**Given task:** Output the full listing below exactly as it reads, and skip anything that is a picture.
:::::
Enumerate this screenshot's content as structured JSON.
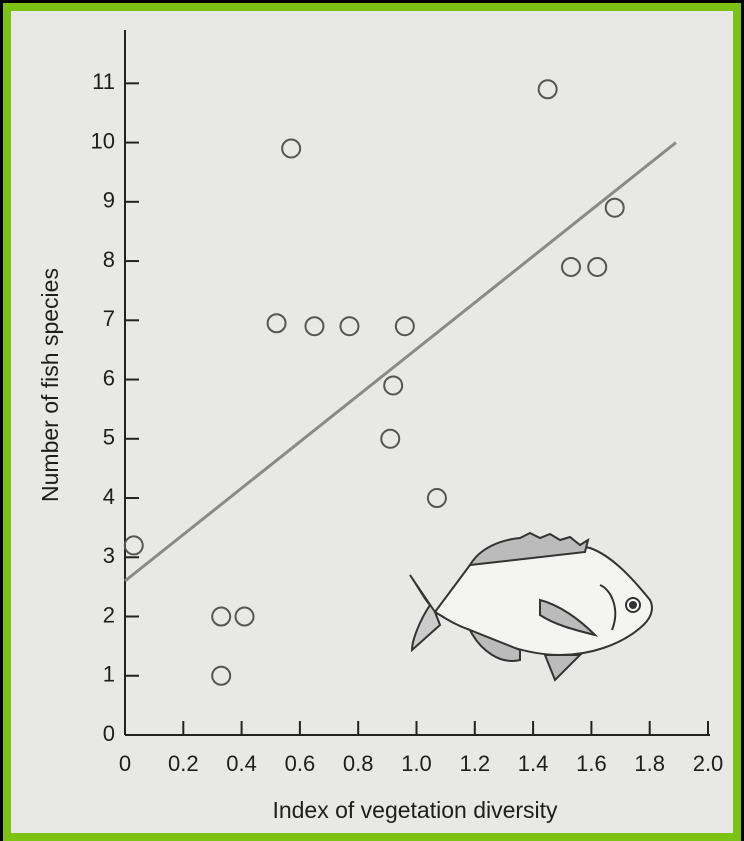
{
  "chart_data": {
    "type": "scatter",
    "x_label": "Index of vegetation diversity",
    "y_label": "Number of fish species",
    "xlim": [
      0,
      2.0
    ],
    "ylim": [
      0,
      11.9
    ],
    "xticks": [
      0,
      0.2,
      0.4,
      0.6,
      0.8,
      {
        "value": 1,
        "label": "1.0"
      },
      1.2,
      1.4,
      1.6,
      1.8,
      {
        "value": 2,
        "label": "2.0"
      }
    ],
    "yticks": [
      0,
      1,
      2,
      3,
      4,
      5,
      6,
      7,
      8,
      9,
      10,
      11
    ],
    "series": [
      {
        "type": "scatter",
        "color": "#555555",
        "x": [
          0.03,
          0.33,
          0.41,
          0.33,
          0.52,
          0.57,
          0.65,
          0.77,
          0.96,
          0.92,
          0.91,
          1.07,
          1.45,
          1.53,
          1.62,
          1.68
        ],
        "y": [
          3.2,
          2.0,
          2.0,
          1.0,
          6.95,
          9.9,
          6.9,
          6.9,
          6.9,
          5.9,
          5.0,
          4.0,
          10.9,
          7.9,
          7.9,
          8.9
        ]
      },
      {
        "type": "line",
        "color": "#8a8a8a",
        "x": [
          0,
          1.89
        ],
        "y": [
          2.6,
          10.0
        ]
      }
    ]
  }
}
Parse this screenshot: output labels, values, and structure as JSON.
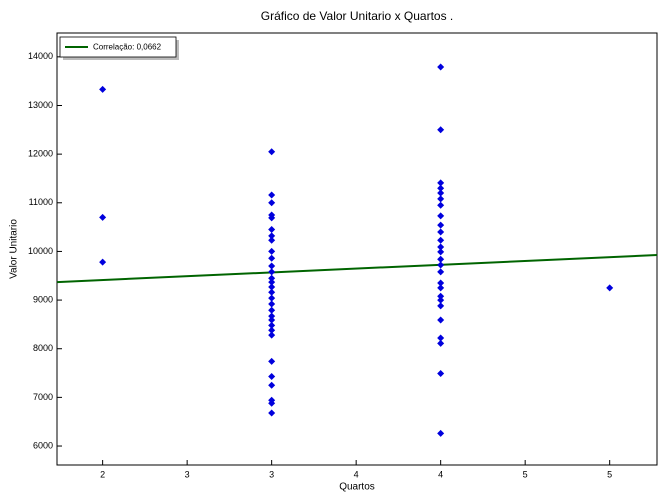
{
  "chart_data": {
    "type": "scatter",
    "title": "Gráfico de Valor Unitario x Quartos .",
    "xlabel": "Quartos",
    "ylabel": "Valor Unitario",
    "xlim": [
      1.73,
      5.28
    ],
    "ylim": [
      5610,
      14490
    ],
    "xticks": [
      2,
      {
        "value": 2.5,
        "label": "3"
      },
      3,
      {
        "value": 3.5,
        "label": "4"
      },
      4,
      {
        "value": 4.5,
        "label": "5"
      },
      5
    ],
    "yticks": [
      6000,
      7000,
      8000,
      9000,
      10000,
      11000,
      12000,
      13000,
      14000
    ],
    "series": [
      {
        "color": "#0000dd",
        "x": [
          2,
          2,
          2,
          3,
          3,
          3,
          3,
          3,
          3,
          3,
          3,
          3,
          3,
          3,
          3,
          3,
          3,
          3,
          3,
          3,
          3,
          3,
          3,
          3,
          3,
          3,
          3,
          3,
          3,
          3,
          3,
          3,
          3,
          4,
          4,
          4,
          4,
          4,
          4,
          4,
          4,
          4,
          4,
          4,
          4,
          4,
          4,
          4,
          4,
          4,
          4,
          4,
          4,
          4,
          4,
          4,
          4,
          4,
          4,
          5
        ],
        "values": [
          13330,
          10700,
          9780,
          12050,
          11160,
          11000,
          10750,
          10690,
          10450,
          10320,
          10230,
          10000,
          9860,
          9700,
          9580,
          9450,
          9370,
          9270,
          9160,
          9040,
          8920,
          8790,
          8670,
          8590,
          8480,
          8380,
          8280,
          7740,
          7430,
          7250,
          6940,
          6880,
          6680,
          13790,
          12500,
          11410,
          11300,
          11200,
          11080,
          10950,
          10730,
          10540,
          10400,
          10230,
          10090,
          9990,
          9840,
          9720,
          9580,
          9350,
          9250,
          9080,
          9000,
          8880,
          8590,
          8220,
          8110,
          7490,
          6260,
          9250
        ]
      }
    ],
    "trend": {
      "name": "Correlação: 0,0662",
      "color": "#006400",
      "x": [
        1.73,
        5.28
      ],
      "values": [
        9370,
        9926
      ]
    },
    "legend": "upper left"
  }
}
:::::
**Output of the exercise:**
Enumerate this screenshot's content as structured JSON.
{
  "chart_data": {
    "type": "scatter",
    "x_label": "Index of vegetation diversity",
    "y_label": "Number of fish species",
    "xlim": [
      0,
      2.0
    ],
    "ylim": [
      0,
      11.9
    ],
    "xticks": [
      0,
      0.2,
      0.4,
      0.6,
      0.8,
      {
        "value": 1,
        "label": "1.0"
      },
      1.2,
      1.4,
      1.6,
      1.8,
      {
        "value": 2,
        "label": "2.0"
      }
    ],
    "yticks": [
      0,
      1,
      2,
      3,
      4,
      5,
      6,
      7,
      8,
      9,
      10,
      11
    ],
    "series": [
      {
        "type": "scatter",
        "color": "#555555",
        "x": [
          0.03,
          0.33,
          0.41,
          0.33,
          0.52,
          0.57,
          0.65,
          0.77,
          0.96,
          0.92,
          0.91,
          1.07,
          1.45,
          1.53,
          1.62,
          1.68
        ],
        "y": [
          3.2,
          2.0,
          2.0,
          1.0,
          6.95,
          9.9,
          6.9,
          6.9,
          6.9,
          5.9,
          5.0,
          4.0,
          10.9,
          7.9,
          7.9,
          8.9
        ]
      },
      {
        "type": "line",
        "color": "#8a8a8a",
        "x": [
          0,
          1.89
        ],
        "y": [
          2.6,
          10.0
        ]
      }
    ]
  }
}
Parse this screenshot: output labels, values, and structure as JSON.
{
  "chart_data": {
    "type": "scatter",
    "title": "Gráfico de Valor Unitario x Quartos .",
    "xlabel": "Quartos",
    "ylabel": "Valor Unitario",
    "xlim": [
      1.73,
      5.28
    ],
    "ylim": [
      5610,
      14490
    ],
    "xticks": [
      2,
      {
        "value": 2.5,
        "label": "3"
      },
      3,
      {
        "value": 3.5,
        "label": "4"
      },
      4,
      {
        "value": 4.5,
        "label": "5"
      },
      5
    ],
    "yticks": [
      6000,
      7000,
      8000,
      9000,
      10000,
      11000,
      12000,
      13000,
      14000
    ],
    "series": [
      {
        "color": "#0000dd",
        "x": [
          2,
          2,
          2,
          3,
          3,
          3,
          3,
          3,
          3,
          3,
          3,
          3,
          3,
          3,
          3,
          3,
          3,
          3,
          3,
          3,
          3,
          3,
          3,
          3,
          3,
          3,
          3,
          3,
          3,
          3,
          3,
          3,
          3,
          4,
          4,
          4,
          4,
          4,
          4,
          4,
          4,
          4,
          4,
          4,
          4,
          4,
          4,
          4,
          4,
          4,
          4,
          4,
          4,
          4,
          4,
          4,
          4,
          4,
          4,
          5
        ],
        "values": [
          13330,
          10700,
          9780,
          12050,
          11160,
          11000,
          10750,
          10690,
          10450,
          10320,
          10230,
          10000,
          9860,
          9700,
          9580,
          9450,
          9370,
          9270,
          9160,
          9040,
          8920,
          8790,
          8670,
          8590,
          8480,
          8380,
          8280,
          7740,
          7430,
          7250,
          6940,
          6880,
          6680,
          13790,
          12500,
          11410,
          11300,
          11200,
          11080,
          10950,
          10730,
          10540,
          10400,
          10230,
          10090,
          9990,
          9840,
          9720,
          9580,
          9350,
          9250,
          9080,
          9000,
          8880,
          8590,
          8220,
          8110,
          7490,
          6260,
          9250
        ]
      }
    ],
    "trend": {
      "name": "Correlação: 0,0662",
      "color": "#006400",
      "x": [
        1.73,
        5.28
      ],
      "values": [
        9370,
        9926
      ]
    },
    "legend": "upper left"
  }
}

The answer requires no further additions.